* start *

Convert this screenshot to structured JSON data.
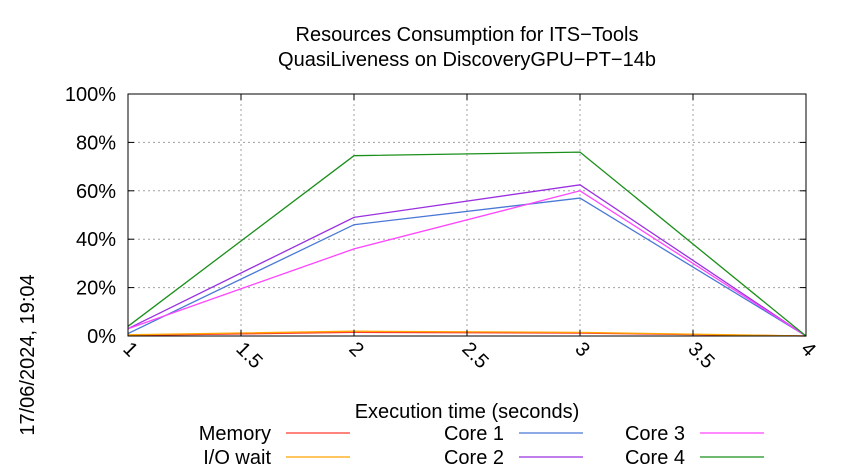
{
  "chart_data": {
    "type": "line",
    "title": [
      "Resources Consumption for ITS−Tools",
      "QuasiLiveness on DiscoveryGPU−PT−14b"
    ],
    "xlabel": "Execution time (seconds)",
    "ylabel": "",
    "xlim": [
      1,
      4
    ],
    "ylim": [
      0,
      100
    ],
    "x_ticks": [
      {
        "value": 1,
        "label": "1"
      },
      {
        "value": 1.5,
        "label": "1.5"
      },
      {
        "value": 2,
        "label": "2"
      },
      {
        "value": 2.5,
        "label": "2.5"
      },
      {
        "value": 3,
        "label": "3"
      },
      {
        "value": 3.5,
        "label": "3.5"
      },
      {
        "value": 4,
        "label": "4"
      }
    ],
    "y_ticks": [
      {
        "value": 0,
        "label": "0%"
      },
      {
        "value": 20,
        "label": "20%"
      },
      {
        "value": 40,
        "label": "40%"
      },
      {
        "value": 60,
        "label": "60%"
      },
      {
        "value": 80,
        "label": "80%"
      },
      {
        "value": 100,
        "label": "100%"
      }
    ],
    "grid": true,
    "legend_position": "bottom",
    "timestamp": "17/06/2024, 19:04",
    "series": [
      {
        "name": "Memory",
        "color": "#ff3b30",
        "x": [
          1,
          2,
          3,
          4
        ],
        "y": [
          0.3,
          1.5,
          1.2,
          0
        ]
      },
      {
        "name": "I/O wait",
        "color": "#ffa500",
        "x": [
          1,
          2,
          3,
          4
        ],
        "y": [
          0.5,
          2,
          1.5,
          0
        ]
      },
      {
        "name": "Core 1",
        "color": "#4a78d6",
        "x": [
          1,
          2,
          3,
          4
        ],
        "y": [
          1,
          46,
          57,
          0
        ]
      },
      {
        "name": "Core 2",
        "color": "#9b30e0",
        "x": [
          1,
          2,
          3,
          4
        ],
        "y": [
          3,
          49,
          62.5,
          0
        ]
      },
      {
        "name": "Core 3",
        "color": "#ff44ff",
        "x": [
          1,
          2,
          3,
          4
        ],
        "y": [
          3,
          36,
          60,
          0
        ]
      },
      {
        "name": "Core 4",
        "color": "#1a8f1a",
        "x": [
          1,
          2,
          3,
          4
        ],
        "y": [
          4,
          74.5,
          76,
          0
        ]
      }
    ]
  }
}
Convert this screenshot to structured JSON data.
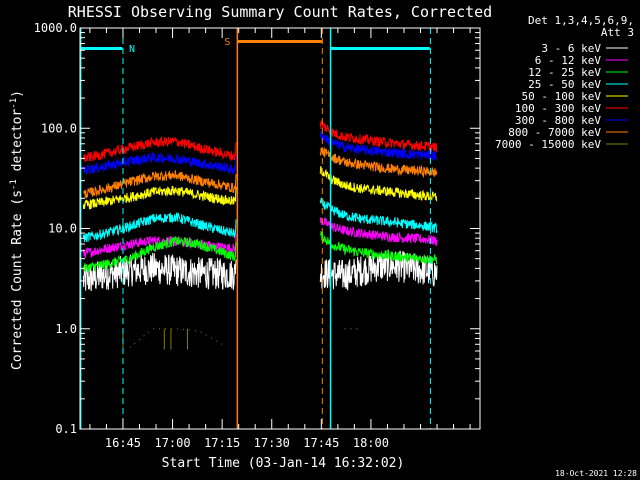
{
  "chart_data": {
    "type": "line",
    "title": "RHESSI Observing Summary Count Rates, Corrected",
    "xlabel": "Start Time (03-Jan-14 16:32:02)",
    "ylabel_main": "Corrected Count Rate (s",
    "ylabel_sup1": "-1",
    "ylabel_mid": " detector",
    "ylabel_sup2": "-1",
    "ylabel_end": ")",
    "yscale": "log",
    "ylim": [
      0.1,
      1000.0
    ],
    "xlim_min_after_1632": [
      0,
      121
    ],
    "y_ticks": [
      "0.1",
      "1.0",
      "10.0",
      "100.0",
      "1000.0"
    ],
    "x_ticks": [
      "16:45",
      "17:00",
      "17:15",
      "17:30",
      "17:45",
      "18:00"
    ],
    "x_tick_minutes": [
      13,
      28,
      43,
      58,
      73,
      88
    ],
    "legend_header_1": "Det 1,3,4,5,6,9,",
    "legend_header_2": "Att 3",
    "legend_placement": "right",
    "timestamp": "18-Oct-2021 12:28",
    "flags": [
      {
        "label": "N",
        "color": "#00ffff"
      },
      {
        "label": "S",
        "color": "#ff8000"
      }
    ],
    "series": [
      {
        "name": "3 - 6 keV",
        "color": "#ffffff",
        "values": [
          3.0,
          3.5,
          3.8,
          4.0,
          3.8,
          3.6,
          3.5,
          3.5,
          3.6,
          3.5,
          3.4,
          3.8,
          4.2,
          4.3,
          4.0,
          3.8,
          3.6
        ]
      },
      {
        "name": "6 - 12 keV",
        "color": "#ff00ff",
        "values": [
          5.6,
          6.3,
          7.0,
          7.6,
          7.4,
          7.0,
          6.5,
          6.3,
          12.0,
          10.5,
          9.5,
          9.0,
          8.5,
          8.2,
          8.0,
          7.8,
          7.5
        ]
      },
      {
        "name": "12 - 25 keV",
        "color": "#00ff00",
        "values": [
          4.0,
          4.4,
          5.0,
          6.5,
          7.5,
          7.0,
          5.8,
          5.2,
          8.5,
          7.0,
          6.2,
          5.8,
          5.5,
          5.3,
          5.1,
          5.0,
          4.9
        ]
      },
      {
        "name": "25 - 50 keV",
        "color": "#00ffff",
        "values": [
          8.0,
          9.0,
          10.5,
          12.5,
          13.0,
          11.0,
          9.5,
          8.8,
          18.0,
          15.5,
          13.5,
          12.5,
          12.0,
          11.5,
          11.0,
          10.5,
          10.0
        ]
      },
      {
        "name": "50 - 100 keV",
        "color": "#ffff00",
        "values": [
          17.0,
          18.5,
          20.5,
          23.0,
          24.0,
          21.5,
          19.5,
          18.5,
          38.0,
          31.0,
          27.0,
          25.0,
          24.0,
          23.0,
          22.0,
          21.0,
          20.5
        ]
      },
      {
        "name": "100 - 300 keV",
        "color": "#ff0000",
        "values": [
          50.0,
          56.0,
          64.0,
          72.0,
          74.0,
          64.0,
          56.0,
          52.0,
          110.0,
          92.0,
          82.0,
          78.0,
          74.0,
          71.0,
          68.0,
          66.0,
          64.0
        ]
      },
      {
        "name": "300 - 800 keV",
        "color": "#0000ff",
        "values": [
          38.0,
          42.0,
          47.0,
          51.0,
          50.0,
          45.0,
          41.0,
          38.0,
          85.0,
          72.0,
          65.0,
          61.0,
          59.0,
          57.0,
          55.0,
          54.0,
          53.0
        ]
      },
      {
        "name": "800 - 7000 keV",
        "color": "#ff8000",
        "values": [
          22.0,
          25.0,
          29.0,
          33.0,
          34.0,
          30.0,
          27.0,
          25.0,
          60.0,
          52.0,
          46.0,
          43.0,
          41.0,
          39.0,
          38.0,
          37.0,
          36.0
        ]
      },
      {
        "name": "7000 - 15000 keV",
        "color": "#808000",
        "values": [
          null,
          null,
          0.65,
          1.0,
          1.0,
          0.95,
          0.7,
          null,
          null,
          null,
          1.0,
          1.0,
          null,
          null,
          null,
          null,
          null
        ]
      }
    ]
  }
}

* end *

## Exercise directions
Output the data above without changes, apart from leaving out the pictures.

## Task answer
Convert this screenshot to structured JSON data.
{
  "chart_data": {
    "type": "line",
    "title": [
      "Resources Consumption for ITS−Tools",
      "QuasiLiveness on DiscoveryGPU−PT−14b"
    ],
    "xlabel": "Execution time (seconds)",
    "ylabel": "",
    "xlim": [
      1,
      4
    ],
    "ylim": [
      0,
      100
    ],
    "x_ticks": [
      {
        "value": 1,
        "label": "1"
      },
      {
        "value": 1.5,
        "label": "1.5"
      },
      {
        "value": 2,
        "label": "2"
      },
      {
        "value": 2.5,
        "label": "2.5"
      },
      {
        "value": 3,
        "label": "3"
      },
      {
        "value": 3.5,
        "label": "3.5"
      },
      {
        "value": 4,
        "label": "4"
      }
    ],
    "y_ticks": [
      {
        "value": 0,
        "label": "0%"
      },
      {
        "value": 20,
        "label": "20%"
      },
      {
        "value": 40,
        "label": "40%"
      },
      {
        "value": 60,
        "label": "60%"
      },
      {
        "value": 80,
        "label": "80%"
      },
      {
        "value": 100,
        "label": "100%"
      }
    ],
    "grid": true,
    "legend_position": "bottom",
    "timestamp": "17/06/2024, 19:04",
    "series": [
      {
        "name": "Memory",
        "color": "#ff3b30",
        "x": [
          1,
          2,
          3,
          4
        ],
        "y": [
          0.3,
          1.5,
          1.2,
          0
        ]
      },
      {
        "name": "I/O wait",
        "color": "#ffa500",
        "x": [
          1,
          2,
          3,
          4
        ],
        "y": [
          0.5,
          2,
          1.5,
          0
        ]
      },
      {
        "name": "Core 1",
        "color": "#4a78d6",
        "x": [
          1,
          2,
          3,
          4
        ],
        "y": [
          1,
          46,
          57,
          0
        ]
      },
      {
        "name": "Core 2",
        "color": "#9b30e0",
        "x": [
          1,
          2,
          3,
          4
        ],
        "y": [
          3,
          49,
          62.5,
          0
        ]
      },
      {
        "name": "Core 3",
        "color": "#ff44ff",
        "x": [
          1,
          2,
          3,
          4
        ],
        "y": [
          3,
          36,
          60,
          0
        ]
      },
      {
        "name": "Core 4",
        "color": "#1a8f1a",
        "x": [
          1,
          2,
          3,
          4
        ],
        "y": [
          4,
          74.5,
          76,
          0
        ]
      }
    ]
  }
}
Convert this screenshot to structured JSON data.
{
  "chart_data": {
    "type": "line",
    "title": "RHESSI Observing Summary Count Rates, Corrected",
    "xlabel": "Start Time (03-Jan-14 16:32:02)",
    "ylabel_main": "Corrected Count Rate (s",
    "ylabel_sup1": "-1",
    "ylabel_mid": " detector",
    "ylabel_sup2": "-1",
    "ylabel_end": ")",
    "yscale": "log",
    "ylim": [
      0.1,
      1000.0
    ],
    "xlim_min_after_1632": [
      0,
      121
    ],
    "y_ticks": [
      "0.1",
      "1.0",
      "10.0",
      "100.0",
      "1000.0"
    ],
    "x_ticks": [
      "16:45",
      "17:00",
      "17:15",
      "17:30",
      "17:45",
      "18:00"
    ],
    "x_tick_minutes": [
      13,
      28,
      43,
      58,
      73,
      88
    ],
    "legend_header_1": "Det 1,3,4,5,6,9,",
    "legend_header_2": "Att 3",
    "legend_placement": "right",
    "timestamp": "18-Oct-2021 12:28",
    "flags": [
      {
        "label": "N",
        "color": "#00ffff"
      },
      {
        "label": "S",
        "color": "#ff8000"
      }
    ],
    "series": [
      {
        "name": "3 - 6 keV",
        "color": "#ffffff",
        "values": [
          3.0,
          3.5,
          3.8,
          4.0,
          3.8,
          3.6,
          3.5,
          3.5,
          3.6,
          3.5,
          3.4,
          3.8,
          4.2,
          4.3,
          4.0,
          3.8,
          3.6
        ]
      },
      {
        "name": "6 - 12 keV",
        "color": "#ff00ff",
        "values": [
          5.6,
          6.3,
          7.0,
          7.6,
          7.4,
          7.0,
          6.5,
          6.3,
          12.0,
          10.5,
          9.5,
          9.0,
          8.5,
          8.2,
          8.0,
          7.8,
          7.5
        ]
      },
      {
        "name": "12 - 25 keV",
        "color": "#00ff00",
        "values": [
          4.0,
          4.4,
          5.0,
          6.5,
          7.5,
          7.0,
          5.8,
          5.2,
          8.5,
          7.0,
          6.2,
          5.8,
          5.5,
          5.3,
          5.1,
          5.0,
          4.9
        ]
      },
      {
        "name": "25 - 50 keV",
        "color": "#00ffff",
        "values": [
          8.0,
          9.0,
          10.5,
          12.5,
          13.0,
          11.0,
          9.5,
          8.8,
          18.0,
          15.5,
          13.5,
          12.5,
          12.0,
          11.5,
          11.0,
          10.5,
          10.0
        ]
      },
      {
        "name": "50 - 100 keV",
        "color": "#ffff00",
        "values": [
          17.0,
          18.5,
          20.5,
          23.0,
          24.0,
          21.5,
          19.5,
          18.5,
          38.0,
          31.0,
          27.0,
          25.0,
          24.0,
          23.0,
          22.0,
          21.0,
          20.5
        ]
      },
      {
        "name": "100 - 300 keV",
        "color": "#ff0000",
        "values": [
          50.0,
          56.0,
          64.0,
          72.0,
          74.0,
          64.0,
          56.0,
          52.0,
          110.0,
          92.0,
          82.0,
          78.0,
          74.0,
          71.0,
          68.0,
          66.0,
          64.0
        ]
      },
      {
        "name": "300 - 800 keV",
        "color": "#0000ff",
        "values": [
          38.0,
          42.0,
          47.0,
          51.0,
          50.0,
          45.0,
          41.0,
          38.0,
          85.0,
          72.0,
          65.0,
          61.0,
          59.0,
          57.0,
          55.0,
          54.0,
          53.0
        ]
      },
      {
        "name": "800 - 7000 keV",
        "color": "#ff8000",
        "values": [
          22.0,
          25.0,
          29.0,
          33.0,
          34.0,
          30.0,
          27.0,
          25.0,
          60.0,
          52.0,
          46.0,
          43.0,
          41.0,
          39.0,
          38.0,
          37.0,
          36.0
        ]
      },
      {
        "name": "7000 - 15000 keV",
        "color": "#808000",
        "values": [
          null,
          null,
          0.65,
          1.0,
          1.0,
          0.95,
          0.7,
          null,
          null,
          null,
          1.0,
          1.0,
          null,
          null,
          null,
          null,
          null
        ]
      }
    ]
  }
}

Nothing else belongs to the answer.